Charles Vernon Johnson, retired presiding judge of King County Superior Court, played an influential role in Seattle’s civil rights struggle during the 1960s and has spent almost 40 years in a leadership role with the National Association for the Advancement of Colored People (NAACP), serving as president of the local branch, president of the Pacific Northwest Region, and member of the national executive board.
Born to Charlie and Laura Johnson in Malvern, Arkansas, he was raised in Little Rock, attended the University of Arkansas in Pine Bluff, served in the military during the Korean War, returned to the university in 1952, and received his BA in 1954. During his senior year at the University of Arkansas, he was influenced by a professor to apply to law school at the University of Washington. Upon acceptance, he drove to Seattle, enrolled in the law school, and worked in the post office at night. He received his LLB (Bachelor of Laws) in 1957 and went into the private practice of law in 1958.
In 1959, he was approached by Jack Tanner, president of the Northwest branches of the NAACP, and asked to bring leadership to the Seattle Branch. Taking over as membership chair, he increased the membership from 300 to more than 1,000. This propelled him into the presidency of the branch and headfirst into the civil rights movement.

## [What you will do]
Quote the profile of Charles Vernon Johnson above in full, word for word.

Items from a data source
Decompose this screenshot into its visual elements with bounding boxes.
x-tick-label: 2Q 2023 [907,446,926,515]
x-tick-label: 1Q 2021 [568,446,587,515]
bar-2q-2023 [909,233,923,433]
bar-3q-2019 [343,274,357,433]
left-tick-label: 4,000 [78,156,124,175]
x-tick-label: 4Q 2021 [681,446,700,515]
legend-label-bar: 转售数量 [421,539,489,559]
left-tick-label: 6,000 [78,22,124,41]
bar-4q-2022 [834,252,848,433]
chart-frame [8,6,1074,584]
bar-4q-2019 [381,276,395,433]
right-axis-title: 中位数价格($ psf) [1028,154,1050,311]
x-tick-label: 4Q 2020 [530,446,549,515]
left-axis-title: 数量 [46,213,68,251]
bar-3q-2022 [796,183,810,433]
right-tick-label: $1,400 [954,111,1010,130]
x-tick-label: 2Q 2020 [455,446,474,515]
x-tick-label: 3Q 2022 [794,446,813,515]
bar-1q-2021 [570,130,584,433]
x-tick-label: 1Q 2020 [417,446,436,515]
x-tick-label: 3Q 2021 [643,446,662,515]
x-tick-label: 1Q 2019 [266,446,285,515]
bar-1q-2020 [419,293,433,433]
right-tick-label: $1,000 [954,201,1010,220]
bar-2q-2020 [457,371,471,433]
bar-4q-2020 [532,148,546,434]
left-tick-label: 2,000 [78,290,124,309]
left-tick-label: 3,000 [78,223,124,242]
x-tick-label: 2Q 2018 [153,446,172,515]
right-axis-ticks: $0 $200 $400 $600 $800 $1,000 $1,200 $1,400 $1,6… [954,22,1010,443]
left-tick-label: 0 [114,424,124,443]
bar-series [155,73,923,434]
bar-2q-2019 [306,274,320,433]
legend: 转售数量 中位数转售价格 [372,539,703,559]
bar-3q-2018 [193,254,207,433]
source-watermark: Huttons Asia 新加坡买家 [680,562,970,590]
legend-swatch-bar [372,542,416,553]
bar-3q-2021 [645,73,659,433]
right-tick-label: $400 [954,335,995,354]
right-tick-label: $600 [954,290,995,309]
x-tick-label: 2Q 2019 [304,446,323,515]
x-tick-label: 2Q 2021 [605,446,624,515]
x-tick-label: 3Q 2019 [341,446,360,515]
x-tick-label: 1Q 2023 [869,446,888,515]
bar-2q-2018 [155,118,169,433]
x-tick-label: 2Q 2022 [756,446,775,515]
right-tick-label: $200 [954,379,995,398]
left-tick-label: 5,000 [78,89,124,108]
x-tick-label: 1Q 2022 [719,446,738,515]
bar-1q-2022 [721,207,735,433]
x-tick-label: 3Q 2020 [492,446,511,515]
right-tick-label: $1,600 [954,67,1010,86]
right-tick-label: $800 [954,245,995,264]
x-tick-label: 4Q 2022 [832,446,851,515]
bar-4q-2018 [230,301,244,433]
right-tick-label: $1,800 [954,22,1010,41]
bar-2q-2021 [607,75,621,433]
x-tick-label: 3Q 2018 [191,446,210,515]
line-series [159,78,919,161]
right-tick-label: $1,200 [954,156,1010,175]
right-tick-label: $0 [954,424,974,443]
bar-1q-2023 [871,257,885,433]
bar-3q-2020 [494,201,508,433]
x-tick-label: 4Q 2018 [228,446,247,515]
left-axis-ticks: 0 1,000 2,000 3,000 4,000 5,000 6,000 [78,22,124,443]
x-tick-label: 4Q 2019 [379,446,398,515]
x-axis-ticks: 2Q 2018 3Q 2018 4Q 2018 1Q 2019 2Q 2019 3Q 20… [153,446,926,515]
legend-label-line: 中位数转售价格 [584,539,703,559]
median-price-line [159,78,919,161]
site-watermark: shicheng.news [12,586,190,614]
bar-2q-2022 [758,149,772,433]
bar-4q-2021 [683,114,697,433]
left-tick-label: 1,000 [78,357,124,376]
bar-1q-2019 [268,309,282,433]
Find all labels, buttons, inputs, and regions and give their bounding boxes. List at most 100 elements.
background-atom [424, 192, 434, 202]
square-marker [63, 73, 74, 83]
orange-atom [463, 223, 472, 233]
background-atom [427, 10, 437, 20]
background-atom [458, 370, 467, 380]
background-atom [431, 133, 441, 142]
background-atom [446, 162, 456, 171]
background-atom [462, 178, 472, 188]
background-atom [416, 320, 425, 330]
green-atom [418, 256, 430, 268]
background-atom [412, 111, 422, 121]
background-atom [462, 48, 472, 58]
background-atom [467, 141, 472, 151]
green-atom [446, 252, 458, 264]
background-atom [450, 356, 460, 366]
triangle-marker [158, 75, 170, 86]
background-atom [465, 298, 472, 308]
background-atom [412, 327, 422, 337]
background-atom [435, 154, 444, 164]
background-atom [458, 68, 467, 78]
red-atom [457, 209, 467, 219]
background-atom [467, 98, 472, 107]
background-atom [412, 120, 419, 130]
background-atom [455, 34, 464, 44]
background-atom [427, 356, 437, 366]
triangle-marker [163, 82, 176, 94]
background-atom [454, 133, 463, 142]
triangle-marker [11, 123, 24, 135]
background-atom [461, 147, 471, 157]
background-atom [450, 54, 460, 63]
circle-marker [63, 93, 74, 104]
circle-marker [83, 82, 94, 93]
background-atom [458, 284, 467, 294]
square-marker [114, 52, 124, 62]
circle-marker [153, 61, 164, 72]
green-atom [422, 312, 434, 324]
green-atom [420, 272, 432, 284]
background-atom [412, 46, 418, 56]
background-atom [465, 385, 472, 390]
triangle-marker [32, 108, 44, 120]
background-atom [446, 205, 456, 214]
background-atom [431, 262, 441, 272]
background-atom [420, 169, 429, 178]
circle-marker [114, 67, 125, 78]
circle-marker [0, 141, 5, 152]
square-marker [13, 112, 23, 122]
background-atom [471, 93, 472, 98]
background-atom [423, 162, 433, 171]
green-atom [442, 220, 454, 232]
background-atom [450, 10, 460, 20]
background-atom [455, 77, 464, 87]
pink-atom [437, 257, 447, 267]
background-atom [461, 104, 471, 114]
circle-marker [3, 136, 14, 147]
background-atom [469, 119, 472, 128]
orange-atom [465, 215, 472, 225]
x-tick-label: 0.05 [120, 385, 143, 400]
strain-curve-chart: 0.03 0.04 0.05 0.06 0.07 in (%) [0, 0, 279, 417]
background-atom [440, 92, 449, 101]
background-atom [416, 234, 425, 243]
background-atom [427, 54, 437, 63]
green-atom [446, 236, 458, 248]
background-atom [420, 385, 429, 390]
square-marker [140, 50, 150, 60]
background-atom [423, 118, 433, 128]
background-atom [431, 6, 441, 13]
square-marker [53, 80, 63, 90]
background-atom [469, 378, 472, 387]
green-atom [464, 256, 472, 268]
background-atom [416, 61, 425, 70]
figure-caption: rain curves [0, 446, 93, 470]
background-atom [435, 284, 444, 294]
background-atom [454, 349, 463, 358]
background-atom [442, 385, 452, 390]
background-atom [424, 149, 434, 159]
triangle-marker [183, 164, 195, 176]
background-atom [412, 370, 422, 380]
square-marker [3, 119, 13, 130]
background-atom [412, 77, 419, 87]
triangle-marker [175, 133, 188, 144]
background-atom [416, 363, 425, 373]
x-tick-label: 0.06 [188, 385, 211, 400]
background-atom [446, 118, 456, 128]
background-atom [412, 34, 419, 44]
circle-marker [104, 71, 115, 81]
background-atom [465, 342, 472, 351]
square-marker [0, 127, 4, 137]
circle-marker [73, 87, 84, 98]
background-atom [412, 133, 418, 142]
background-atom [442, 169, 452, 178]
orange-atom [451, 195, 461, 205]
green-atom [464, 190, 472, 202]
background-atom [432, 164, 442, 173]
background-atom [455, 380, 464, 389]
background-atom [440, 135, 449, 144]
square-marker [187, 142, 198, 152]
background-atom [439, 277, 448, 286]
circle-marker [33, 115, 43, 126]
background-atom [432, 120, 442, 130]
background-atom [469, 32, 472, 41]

## [Expected output]
Charles Vernon Johnson, retired presiding judge of King County Superior Court, played an influential role in Seattle’s civil rights struggle during the 1960s and has spent almost 40 years in a leadership role with the National Association for the Advancement of Colored People (NAACP), serving as president of the local branch, president of the Pacific Northwest Region, and member of the national executive board.
Born to Charlie and Laura Johnson in Malvern, Arkansas, he was raised in Little Rock, attended the University of Arkansas in Pine Bluff, served in the military during the Korean War, returned to the university in 1952, and received his BA in 1954. During his senior year at the University of Arkansas, he was influenced by a professor to apply to law school at the University of Washington. Upon acceptance, he drove to Seattle, enrolled in the law school, and worked in the post office at night. He received his LLB (Bachelor of Laws) in 1957 and went into the private practice of law in 1958.
In 1959, he was approached by Jack Tanner, president of the Northwest branches of the NAACP, and asked to bring leadership to the Seattle Branch. Taking over as membership chair, he increased the membership from 300 to more than 1,000. This propelled him into the presidency of the branch and headfirst into the civil rights movement.